Data entries:

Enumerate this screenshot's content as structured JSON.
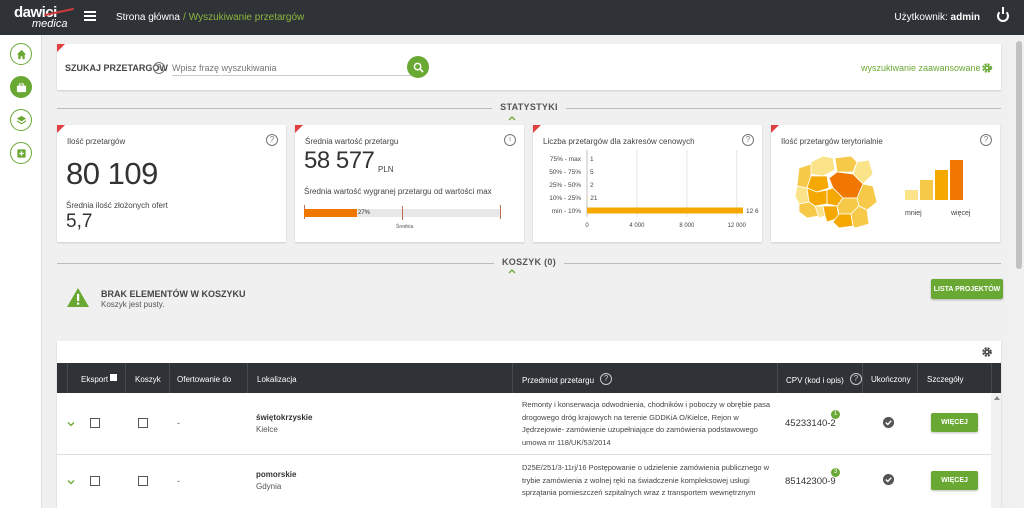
{
  "topbar": {
    "logo_text_top": "dawici",
    "logo_text_bottom": "medica",
    "breadcrumb_home": "Strona główna",
    "breadcrumb_separator": "/",
    "breadcrumb_current": "Wyszukiwanie przetargów",
    "user_label": "Użytkownik:",
    "user_name": "admin"
  },
  "sidebar": {
    "items": [
      {
        "icon": "home-icon"
      },
      {
        "icon": "briefcase-icon",
        "active": true
      },
      {
        "icon": "layers-icon"
      },
      {
        "icon": "plus-box-icon"
      }
    ]
  },
  "search": {
    "label": "SZUKAJ PRZETARGÓW",
    "placeholder": "Wpisz frazę wyszukiwania",
    "advanced_label": "wyszukiwanie zaawansowane"
  },
  "sections": {
    "stats_label": "STATYSTYKI",
    "cart_label": "KOSZYK (0)"
  },
  "stats": {
    "count": {
      "title": "Ilość przetargów",
      "value": "80 109",
      "sub_label": "Średnia ilość złożonych ofert",
      "sub_value": "5,7"
    },
    "avg_value": {
      "title": "Średnia wartość przetargu",
      "value": "58 577",
      "unit": "PLN",
      "sub_label": "Średnia wartość wygranej przetargu od wartości max",
      "percent_label": "27%",
      "percent": 27,
      "avg_marker_label": "Średnia",
      "avg_marker_percent": 50
    },
    "price_ranges": {
      "title": "Liczba przetargów dla zakresów cenowych"
    },
    "territorial": {
      "title": "Ilość przetargów terytorialnie",
      "legend_less": "mniej",
      "legend_more": "więcej"
    }
  },
  "chart_data": {
    "type": "bar",
    "orientation": "horizontal",
    "categories": [
      "75% - max",
      "50% - 75%",
      "25% - 50%",
      "10% - 25%",
      "min - 10%"
    ],
    "values": [
      1,
      5,
      2,
      21,
      12600
    ],
    "value_labels": [
      "1",
      "5",
      "2",
      "21",
      "12 6"
    ],
    "xticks": [
      "0",
      "4 000",
      "8 000",
      "12 000"
    ],
    "xlim": [
      0,
      12500
    ],
    "bar_color": "#f5a800"
  },
  "territorial_legend": {
    "type": "bar",
    "values": [
      1,
      2,
      3,
      4
    ],
    "colors": [
      "#fbe38a",
      "#f7c948",
      "#f5a800",
      "#f07800"
    ]
  },
  "cart": {
    "empty_title": "BRAK ELEMENTÓW W KOSZYKU",
    "empty_sub": "Koszyk jest pusty.",
    "projects_button": "LISTA PROJEKTÓW"
  },
  "table": {
    "headers": {
      "eksport": "Eksport",
      "koszyk": "Koszyk",
      "ofertowanie": "Ofertowanie do",
      "lokalizacja": "Lokalizacja",
      "przedmiot": "Przedmiot przetargu",
      "cpv": "CPV (kod i opis)",
      "ukonczony": "Ukończony",
      "szczegoly": "Szczegóły"
    },
    "rows": [
      {
        "ofertowanie": "-",
        "region": "świętokrzyskie",
        "city": "Kielce",
        "subject": "Remonty i konserwacja odwodnienia, chodników i poboczy w obrębie pasa drogowego dróg krajowych na terenie GDDKiA O/Kielce, Rejon w Jędrzejowie- zamówienie uzupełniające do zamówienia podstawowego umowa nr 118/UK/53/2014",
        "cpv": "45233140-2",
        "cpv_count": "1",
        "details_label": "WIĘCEJ"
      },
      {
        "ofertowanie": "-",
        "region": "pomorskie",
        "city": "Gdynia",
        "subject": "D25E/251/3-11rj/16 Postępowanie o udzielenie zamówienia publicznego w trybie zamówienia z wolnej ręki na świadczenie kompleksowej usługi sprzątania pomieszczeń szpitalnych wraz z transportem wewnętrznym",
        "cpv": "85142300-9",
        "cpv_count": "3",
        "details_label": "WIĘCEJ"
      }
    ]
  },
  "colors": {
    "accent_green": "#6aa834",
    "topbar": "#2f3337",
    "orange": "#f07800",
    "flag_red": "#e04040"
  }
}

Exercise brief: For the listing above, identify each line bearing "Średnia".

Result below:
      "sub_label": "Średnia ilość złożonych ofert",
      "title": "Średnia wartość przetargu",
      "sub_label": "Średnia wartość wygranej przetargu od wartości max",
      "avg_marker_label": "Średnia",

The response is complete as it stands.